• TASK BRIEF:
Extract the full listing below without altering a single character.

• PROVIDED DATA:
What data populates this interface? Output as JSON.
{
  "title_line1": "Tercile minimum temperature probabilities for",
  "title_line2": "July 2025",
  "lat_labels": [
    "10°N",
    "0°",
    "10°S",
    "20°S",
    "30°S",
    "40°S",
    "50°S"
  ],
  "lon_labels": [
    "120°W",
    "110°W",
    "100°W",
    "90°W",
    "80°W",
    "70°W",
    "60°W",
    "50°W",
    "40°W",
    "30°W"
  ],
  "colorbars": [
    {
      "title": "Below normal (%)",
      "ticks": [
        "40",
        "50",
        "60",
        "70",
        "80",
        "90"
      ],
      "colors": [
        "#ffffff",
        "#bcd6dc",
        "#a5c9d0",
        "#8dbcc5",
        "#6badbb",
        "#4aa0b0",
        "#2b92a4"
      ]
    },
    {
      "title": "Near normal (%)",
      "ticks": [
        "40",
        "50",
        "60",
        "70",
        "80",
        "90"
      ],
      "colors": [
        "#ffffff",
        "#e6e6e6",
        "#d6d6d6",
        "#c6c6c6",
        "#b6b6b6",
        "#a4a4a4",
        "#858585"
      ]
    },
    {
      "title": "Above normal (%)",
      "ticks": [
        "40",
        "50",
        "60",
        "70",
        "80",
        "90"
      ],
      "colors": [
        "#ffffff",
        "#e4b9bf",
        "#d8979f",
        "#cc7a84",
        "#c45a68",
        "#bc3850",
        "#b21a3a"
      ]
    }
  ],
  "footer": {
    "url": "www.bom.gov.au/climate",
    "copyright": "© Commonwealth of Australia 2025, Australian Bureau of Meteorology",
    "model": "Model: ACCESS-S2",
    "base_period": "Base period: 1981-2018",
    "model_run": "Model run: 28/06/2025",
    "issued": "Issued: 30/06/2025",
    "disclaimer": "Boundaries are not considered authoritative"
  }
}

• COMPLETE ANSWER:
What data populates this interface? Output as JSON.
{
  "title_line1": "Tercile minimum temperature probabilities for",
  "title_line2": "July 2025",
  "lat_labels": [
    "10°N",
    "0°",
    "10°S",
    "20°S",
    "30°S",
    "40°S",
    "50°S"
  ],
  "lon_labels": [
    "120°W",
    "110°W",
    "100°W",
    "90°W",
    "80°W",
    "70°W",
    "60°W",
    "50°W",
    "40°W",
    "30°W"
  ],
  "colorbars": [
    {
      "title": "Below normal (%)",
      "ticks": [
        "40",
        "50",
        "60",
        "70",
        "80",
        "90"
      ],
      "colors": [
        "#ffffff",
        "#bcd6dc",
        "#a5c9d0",
        "#8dbcc5",
        "#6badbb",
        "#4aa0b0",
        "#2b92a4"
      ]
    },
    {
      "title": "Near normal (%)",
      "ticks": [
        "40",
        "50",
        "60",
        "70",
        "80",
        "90"
      ],
      "colors": [
        "#ffffff",
        "#e6e6e6",
        "#d6d6d6",
        "#c6c6c6",
        "#b6b6b6",
        "#a4a4a4",
        "#858585"
      ]
    },
    {
      "title": "Above normal (%)",
      "ticks": [
        "40",
        "50",
        "60",
        "70",
        "80",
        "90"
      ],
      "colors": [
        "#ffffff",
        "#e4b9bf",
        "#d8979f",
        "#cc7a84",
        "#c45a68",
        "#bc3850",
        "#b21a3a"
      ]
    }
  ],
  "footer": {
    "url": "www.bom.gov.au/climate",
    "copyright": "© Commonwealth of Australia 2025, Australian Bureau of Meteorology",
    "model": "Model: ACCESS-S2",
    "base_period": "Base period: 1981-2018",
    "model_run": "Model run: 28/06/2025",
    "issued": "Issued: 30/06/2025",
    "disclaimer": "Boundaries are not considered authoritative"
  }
}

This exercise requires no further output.